=== What you will do ===
1 – Answer the following from the article on the album Volcano:
(a) On what date was the album released?
(b) What rating did Chronicles of Chaos give it?
(c) From which movie is the dialogue sampled at the beginning of the first track taken?
2 – Carry on the article on the album Volcano from the point at which it stops.

Studio album by Satyricon
- Released: October 25, 2002
- Recorded: August–November 2001
- Genres: Black metal, heavy metal
- Length: 64:52
- Labels: Moonfog, Capitol
- Producer: Satyr

Satyricon chronology
| Rebel Extravaganza (1999) | Volcano (2002) | Now, Diabolical (2006) |

= Volcano (Satyricon album) =

Volcano is the fifth studio album by Norwegian black metal band Satyricon. It was released on October 25, 2002, through Moonfog Productions. The album is one of the band's more successful records, having won several awards including the Spellemannprisen for Best Metal Album, Alarm awards for Metal Album of the Year, Song of the Year for "Fuel for Hatred" and an Oslo award for Best Overall Album. A video was made for the single "Fuel for Hatred".

Professional ratings
Review scores
| Source | Rating |
| AllMusic | Star |
| Chronicles of Chaos | 8.5/10 |

== Background ==

The beginning of the first track is a sample of Russell Crowe's dialogue from the movie Gladiator.

=== Extracted entries ===
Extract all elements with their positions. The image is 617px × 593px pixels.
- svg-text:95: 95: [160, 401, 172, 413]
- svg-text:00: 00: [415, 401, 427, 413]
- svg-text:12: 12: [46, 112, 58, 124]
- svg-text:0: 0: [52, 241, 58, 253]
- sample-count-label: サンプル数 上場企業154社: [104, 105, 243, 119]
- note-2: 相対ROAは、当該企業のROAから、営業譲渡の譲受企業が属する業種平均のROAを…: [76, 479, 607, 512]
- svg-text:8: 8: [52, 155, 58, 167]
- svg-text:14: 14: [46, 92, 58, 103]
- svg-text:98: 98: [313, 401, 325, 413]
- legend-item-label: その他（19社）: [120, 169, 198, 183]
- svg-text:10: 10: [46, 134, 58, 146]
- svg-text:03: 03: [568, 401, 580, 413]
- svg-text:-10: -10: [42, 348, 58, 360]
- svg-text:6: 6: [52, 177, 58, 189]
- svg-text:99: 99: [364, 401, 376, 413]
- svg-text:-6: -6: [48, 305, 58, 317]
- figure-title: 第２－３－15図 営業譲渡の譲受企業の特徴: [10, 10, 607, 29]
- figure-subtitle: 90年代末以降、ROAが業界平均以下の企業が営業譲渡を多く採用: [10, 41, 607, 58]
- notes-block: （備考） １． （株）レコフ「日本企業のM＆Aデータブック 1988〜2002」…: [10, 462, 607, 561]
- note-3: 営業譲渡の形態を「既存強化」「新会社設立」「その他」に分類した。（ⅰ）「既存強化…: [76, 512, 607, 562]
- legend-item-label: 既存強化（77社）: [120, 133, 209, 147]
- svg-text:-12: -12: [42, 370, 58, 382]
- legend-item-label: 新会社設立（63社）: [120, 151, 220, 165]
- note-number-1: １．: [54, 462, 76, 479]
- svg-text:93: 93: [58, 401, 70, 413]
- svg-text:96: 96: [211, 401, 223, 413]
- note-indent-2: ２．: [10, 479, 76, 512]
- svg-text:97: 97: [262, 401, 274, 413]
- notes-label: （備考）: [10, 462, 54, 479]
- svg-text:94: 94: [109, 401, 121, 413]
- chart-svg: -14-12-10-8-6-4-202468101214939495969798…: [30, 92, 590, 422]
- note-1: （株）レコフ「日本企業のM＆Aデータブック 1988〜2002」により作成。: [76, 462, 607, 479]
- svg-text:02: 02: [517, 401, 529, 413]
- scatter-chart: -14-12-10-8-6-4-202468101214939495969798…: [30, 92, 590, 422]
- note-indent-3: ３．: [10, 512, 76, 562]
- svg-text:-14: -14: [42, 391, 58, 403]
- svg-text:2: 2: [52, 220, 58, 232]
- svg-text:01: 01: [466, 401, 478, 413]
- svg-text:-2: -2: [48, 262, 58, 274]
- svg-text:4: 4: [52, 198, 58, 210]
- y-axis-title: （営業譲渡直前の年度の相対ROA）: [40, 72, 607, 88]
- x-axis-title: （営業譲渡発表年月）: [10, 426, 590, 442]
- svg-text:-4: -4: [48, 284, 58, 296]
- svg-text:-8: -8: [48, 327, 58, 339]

=== Responses ===
1 –
(a) October 25, 2002
(b) 8.5/10
(c) Gladiator

2 –
== Track listing ==

| No. | Title | Length |
|---|---|---|
| 1. | "With Ravenous Hunger" | 6:40 |
| 2. | "Angstridden" | 6:23 |
| 3. | "Fuel for Hatred" | 3:53 |
| 4. | "Suffering the Tyrants" | 5:08 |
| 5. | "Possessed" | 5:21 |
| 6. | "Repined Bastard Nation" | 5:44 |
| 7. | "Mental Mercury" | 6:53 |
| 8. | "Black Lava" | 14:29 |

Vinyl bonus tracks
| No. | Title | Length |
|---|---|---|
| 9. | "Live Through Me" | 4:47 |
| 10. | "Existential Fear-Questions" | 5:34 |

== Personnel ==
=== Satyricon ===
- Satyr (Sigurd Wongraven) – vocals, guitar, bass guitar, arrangement, production, recording, engineering, mixing and mastering
- Frost (Kjetil-Vidar Haraldstad) – drums

=== Session ===
- Anja Garbarek – vocals on "Angstridden", "Mental Mercury" and "Black Lava"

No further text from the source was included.